• **TASK DESCRIPTION**
Every entry below must appear again, exactly as written.

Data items
------------------------
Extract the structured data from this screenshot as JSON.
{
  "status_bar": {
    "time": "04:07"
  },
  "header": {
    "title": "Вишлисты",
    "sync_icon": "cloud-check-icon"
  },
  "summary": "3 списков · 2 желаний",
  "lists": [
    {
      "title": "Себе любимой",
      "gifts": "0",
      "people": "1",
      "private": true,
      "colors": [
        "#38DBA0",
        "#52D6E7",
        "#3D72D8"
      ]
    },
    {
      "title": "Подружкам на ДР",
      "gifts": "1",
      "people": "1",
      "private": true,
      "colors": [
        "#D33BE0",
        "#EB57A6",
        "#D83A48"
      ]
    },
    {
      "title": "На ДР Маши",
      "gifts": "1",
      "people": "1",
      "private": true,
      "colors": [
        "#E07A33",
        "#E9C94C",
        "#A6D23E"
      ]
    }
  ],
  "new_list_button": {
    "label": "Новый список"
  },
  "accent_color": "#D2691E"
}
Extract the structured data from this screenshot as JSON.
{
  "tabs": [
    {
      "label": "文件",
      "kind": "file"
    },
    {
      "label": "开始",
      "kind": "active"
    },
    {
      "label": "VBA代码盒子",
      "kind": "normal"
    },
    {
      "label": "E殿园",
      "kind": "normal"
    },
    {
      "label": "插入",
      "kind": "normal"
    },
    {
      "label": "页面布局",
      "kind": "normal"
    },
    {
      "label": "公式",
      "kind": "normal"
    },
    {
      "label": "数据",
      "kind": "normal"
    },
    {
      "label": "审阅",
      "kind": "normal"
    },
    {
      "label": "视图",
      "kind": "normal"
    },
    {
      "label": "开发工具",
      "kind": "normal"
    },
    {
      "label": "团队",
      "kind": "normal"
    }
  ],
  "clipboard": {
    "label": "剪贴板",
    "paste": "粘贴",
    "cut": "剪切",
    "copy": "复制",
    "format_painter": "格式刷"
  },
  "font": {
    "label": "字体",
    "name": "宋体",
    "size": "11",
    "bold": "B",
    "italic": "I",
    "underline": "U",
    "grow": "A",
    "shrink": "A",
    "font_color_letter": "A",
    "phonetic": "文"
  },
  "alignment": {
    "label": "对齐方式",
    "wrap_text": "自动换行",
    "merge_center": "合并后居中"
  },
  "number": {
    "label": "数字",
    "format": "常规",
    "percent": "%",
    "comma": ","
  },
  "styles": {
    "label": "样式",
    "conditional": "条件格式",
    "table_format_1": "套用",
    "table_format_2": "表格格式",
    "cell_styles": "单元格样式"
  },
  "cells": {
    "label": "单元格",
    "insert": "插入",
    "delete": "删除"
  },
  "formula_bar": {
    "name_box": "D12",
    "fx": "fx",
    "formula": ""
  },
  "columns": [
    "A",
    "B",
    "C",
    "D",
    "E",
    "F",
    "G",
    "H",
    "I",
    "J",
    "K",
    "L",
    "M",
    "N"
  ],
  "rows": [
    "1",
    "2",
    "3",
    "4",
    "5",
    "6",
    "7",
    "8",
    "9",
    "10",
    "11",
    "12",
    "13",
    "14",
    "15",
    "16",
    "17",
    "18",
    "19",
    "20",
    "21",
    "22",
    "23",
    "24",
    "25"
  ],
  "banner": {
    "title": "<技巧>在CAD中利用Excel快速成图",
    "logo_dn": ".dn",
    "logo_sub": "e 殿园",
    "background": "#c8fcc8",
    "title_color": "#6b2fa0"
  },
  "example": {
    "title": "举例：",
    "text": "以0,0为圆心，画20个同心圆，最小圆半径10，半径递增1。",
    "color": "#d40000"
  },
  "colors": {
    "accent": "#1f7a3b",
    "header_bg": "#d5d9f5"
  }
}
------------------------
• **IN RESPONSE**
Extract the structured data from this screenshot as JSON.
{
  "status_bar": {
    "time": "04:07"
  },
  "header": {
    "title": "Вишлисты",
    "sync_icon": "cloud-check-icon"
  },
  "summary": "3 списков · 2 желаний",
  "lists": [
    {
      "title": "Себе любимой",
      "gifts": "0",
      "people": "1",
      "private": true,
      "colors": [
        "#38DBA0",
        "#52D6E7",
        "#3D72D8"
      ]
    },
    {
      "title": "Подружкам на ДР",
      "gifts": "1",
      "people": "1",
      "private": true,
      "colors": [
        "#D33BE0",
        "#EB57A6",
        "#D83A48"
      ]
    },
    {
      "title": "На ДР Маши",
      "gifts": "1",
      "people": "1",
      "private": true,
      "colors": [
        "#E07A33",
        "#E9C94C",
        "#A6D23E"
      ]
    }
  ],
  "new_list_button": {
    "label": "Новый список"
  },
  "accent_color": "#D2691E"
}
Extract the structured data from this screenshot as JSON.
{
  "tabs": [
    {
      "label": "文件",
      "kind": "file"
    },
    {
      "label": "开始",
      "kind": "active"
    },
    {
      "label": "VBA代码盒子",
      "kind": "normal"
    },
    {
      "label": "E殿园",
      "kind": "normal"
    },
    {
      "label": "插入",
      "kind": "normal"
    },
    {
      "label": "页面布局",
      "kind": "normal"
    },
    {
      "label": "公式",
      "kind": "normal"
    },
    {
      "label": "数据",
      "kind": "normal"
    },
    {
      "label": "审阅",
      "kind": "normal"
    },
    {
      "label": "视图",
      "kind": "normal"
    },
    {
      "label": "开发工具",
      "kind": "normal"
    },
    {
      "label": "团队",
      "kind": "normal"
    }
  ],
  "clipboard": {
    "label": "剪贴板",
    "paste": "粘贴",
    "cut": "剪切",
    "copy": "复制",
    "format_painter": "格式刷"
  },
  "font": {
    "label": "字体",
    "name": "宋体",
    "size": "11",
    "bold": "B",
    "italic": "I",
    "underline": "U",
    "grow": "A",
    "shrink": "A",
    "font_color_letter": "A",
    "phonetic": "文"
  },
  "alignment": {
    "label": "对齐方式",
    "wrap_text": "自动换行",
    "merge_center": "合并后居中"
  },
  "number": {
    "label": "数字",
    "format": "常规",
    "percent": "%",
    "comma": ","
  },
  "styles": {
    "label": "样式",
    "conditional": "条件格式",
    "table_format_1": "套用",
    "table_format_2": "表格格式",
    "cell_styles": "单元格样式"
  },
  "cells": {
    "label": "单元格",
    "insert": "插入",
    "delete": "删除"
  },
  "formula_bar": {
    "name_box": "D12",
    "fx": "fx",
    "formula": ""
  },
  "columns": [
    "A",
    "B",
    "C",
    "D",
    "E",
    "F",
    "G",
    "H",
    "I",
    "J",
    "K",
    "L",
    "M",
    "N"
  ],
  "rows": [
    "1",
    "2",
    "3",
    "4",
    "5",
    "6",
    "7",
    "8",
    "9",
    "10",
    "11",
    "12",
    "13",
    "14",
    "15",
    "16",
    "17",
    "18",
    "19",
    "20",
    "21",
    "22",
    "23",
    "24",
    "25"
  ],
  "banner": {
    "title": "<技巧>在CAD中利用Excel快速成图",
    "logo_dn": ".dn",
    "logo_sub": "e 殿园",
    "background": "#c8fcc8",
    "title_color": "#6b2fa0"
  },
  "example": {
    "title": "举例：",
    "text": "以0,0为圆心，画20个同心圆，最小圆半径10，半径递增1。",
    "color": "#d40000"
  },
  "colors": {
    "accent": "#1f7a3b",
    "header_bg": "#d5d9f5"
  }
}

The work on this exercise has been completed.